# Information supplied
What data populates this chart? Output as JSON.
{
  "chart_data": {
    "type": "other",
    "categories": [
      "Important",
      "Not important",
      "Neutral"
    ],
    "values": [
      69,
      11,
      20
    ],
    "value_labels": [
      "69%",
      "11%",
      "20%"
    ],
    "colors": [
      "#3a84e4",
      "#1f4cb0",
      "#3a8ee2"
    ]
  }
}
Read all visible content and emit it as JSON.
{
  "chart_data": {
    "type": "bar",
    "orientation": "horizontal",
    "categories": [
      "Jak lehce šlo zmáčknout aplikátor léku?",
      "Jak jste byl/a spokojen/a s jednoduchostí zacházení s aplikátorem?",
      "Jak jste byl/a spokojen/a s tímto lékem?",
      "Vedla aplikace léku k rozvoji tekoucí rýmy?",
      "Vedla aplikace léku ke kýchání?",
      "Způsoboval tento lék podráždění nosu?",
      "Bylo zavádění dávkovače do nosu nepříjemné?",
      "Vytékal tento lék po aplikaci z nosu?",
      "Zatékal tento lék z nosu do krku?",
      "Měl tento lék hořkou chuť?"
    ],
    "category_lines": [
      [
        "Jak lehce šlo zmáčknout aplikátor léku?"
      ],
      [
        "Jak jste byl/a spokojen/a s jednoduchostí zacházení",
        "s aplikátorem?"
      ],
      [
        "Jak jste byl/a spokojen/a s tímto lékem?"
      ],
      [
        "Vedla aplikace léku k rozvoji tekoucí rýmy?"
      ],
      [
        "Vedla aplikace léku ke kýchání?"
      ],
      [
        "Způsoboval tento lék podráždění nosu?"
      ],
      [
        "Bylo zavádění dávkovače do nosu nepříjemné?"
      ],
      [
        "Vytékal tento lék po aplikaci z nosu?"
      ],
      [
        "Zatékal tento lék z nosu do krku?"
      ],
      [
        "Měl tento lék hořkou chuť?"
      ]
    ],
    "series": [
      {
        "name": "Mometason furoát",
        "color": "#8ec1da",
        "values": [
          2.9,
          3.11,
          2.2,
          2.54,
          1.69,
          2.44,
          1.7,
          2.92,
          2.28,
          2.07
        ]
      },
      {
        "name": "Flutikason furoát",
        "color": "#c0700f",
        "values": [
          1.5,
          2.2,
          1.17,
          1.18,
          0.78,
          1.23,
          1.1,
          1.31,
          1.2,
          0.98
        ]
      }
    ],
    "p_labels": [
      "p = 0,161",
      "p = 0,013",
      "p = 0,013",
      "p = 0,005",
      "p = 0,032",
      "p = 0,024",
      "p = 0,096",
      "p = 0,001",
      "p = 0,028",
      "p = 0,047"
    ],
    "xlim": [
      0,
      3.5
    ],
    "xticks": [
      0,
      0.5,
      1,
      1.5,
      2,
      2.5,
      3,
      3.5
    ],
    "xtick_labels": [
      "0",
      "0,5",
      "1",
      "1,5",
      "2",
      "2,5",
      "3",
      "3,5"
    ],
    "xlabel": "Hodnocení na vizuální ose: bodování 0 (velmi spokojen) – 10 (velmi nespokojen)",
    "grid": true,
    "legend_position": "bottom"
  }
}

# Objective
Output all of the data above without any alteration.

# Right answer
What data populates this chart? Output as JSON.
{
  "chart_data": {
    "type": "other",
    "categories": [
      "Important",
      "Not important",
      "Neutral"
    ],
    "values": [
      69,
      11,
      20
    ],
    "value_labels": [
      "69%",
      "11%",
      "20%"
    ],
    "colors": [
      "#3a84e4",
      "#1f4cb0",
      "#3a8ee2"
    ]
  }
}
Read all visible content and emit it as JSON.
{
  "chart_data": {
    "type": "bar",
    "orientation": "horizontal",
    "categories": [
      "Jak lehce šlo zmáčknout aplikátor léku?",
      "Jak jste byl/a spokojen/a s jednoduchostí zacházení s aplikátorem?",
      "Jak jste byl/a spokojen/a s tímto lékem?",
      "Vedla aplikace léku k rozvoji tekoucí rýmy?",
      "Vedla aplikace léku ke kýchání?",
      "Způsoboval tento lék podráždění nosu?",
      "Bylo zavádění dávkovače do nosu nepříjemné?",
      "Vytékal tento lék po aplikaci z nosu?",
      "Zatékal tento lék z nosu do krku?",
      "Měl tento lék hořkou chuť?"
    ],
    "category_lines": [
      [
        "Jak lehce šlo zmáčknout aplikátor léku?"
      ],
      [
        "Jak jste byl/a spokojen/a s jednoduchostí zacházení",
        "s aplikátorem?"
      ],
      [
        "Jak jste byl/a spokojen/a s tímto lékem?"
      ],
      [
        "Vedla aplikace léku k rozvoji tekoucí rýmy?"
      ],
      [
        "Vedla aplikace léku ke kýchání?"
      ],
      [
        "Způsoboval tento lék podráždění nosu?"
      ],
      [
        "Bylo zavádění dávkovače do nosu nepříjemné?"
      ],
      [
        "Vytékal tento lék po aplikaci z nosu?"
      ],
      [
        "Zatékal tento lék z nosu do krku?"
      ],
      [
        "Měl tento lék hořkou chuť?"
      ]
    ],
    "series": [
      {
        "name": "Mometason furoát",
        "color": "#8ec1da",
        "values": [
          2.9,
          3.11,
          2.2,
          2.54,
          1.69,
          2.44,
          1.7,
          2.92,
          2.28,
          2.07
        ]
      },
      {
        "name": "Flutikason furoát",
        "color": "#c0700f",
        "values": [
          1.5,
          2.2,
          1.17,
          1.18,
          0.78,
          1.23,
          1.1,
          1.31,
          1.2,
          0.98
        ]
      }
    ],
    "p_labels": [
      "p = 0,161",
      "p = 0,013",
      "p = 0,013",
      "p = 0,005",
      "p = 0,032",
      "p = 0,024",
      "p = 0,096",
      "p = 0,001",
      "p = 0,028",
      "p = 0,047"
    ],
    "xlim": [
      0,
      3.5
    ],
    "xticks": [
      0,
      0.5,
      1,
      1.5,
      2,
      2.5,
      3,
      3.5
    ],
    "xtick_labels": [
      "0",
      "0,5",
      "1",
      "1,5",
      "2",
      "2,5",
      "3",
      "3,5"
    ],
    "xlabel": "Hodnocení na vizuální ose: bodování 0 (velmi spokojen) – 10 (velmi nespokojen)",
    "grid": true,
    "legend_position": "bottom"
  }
}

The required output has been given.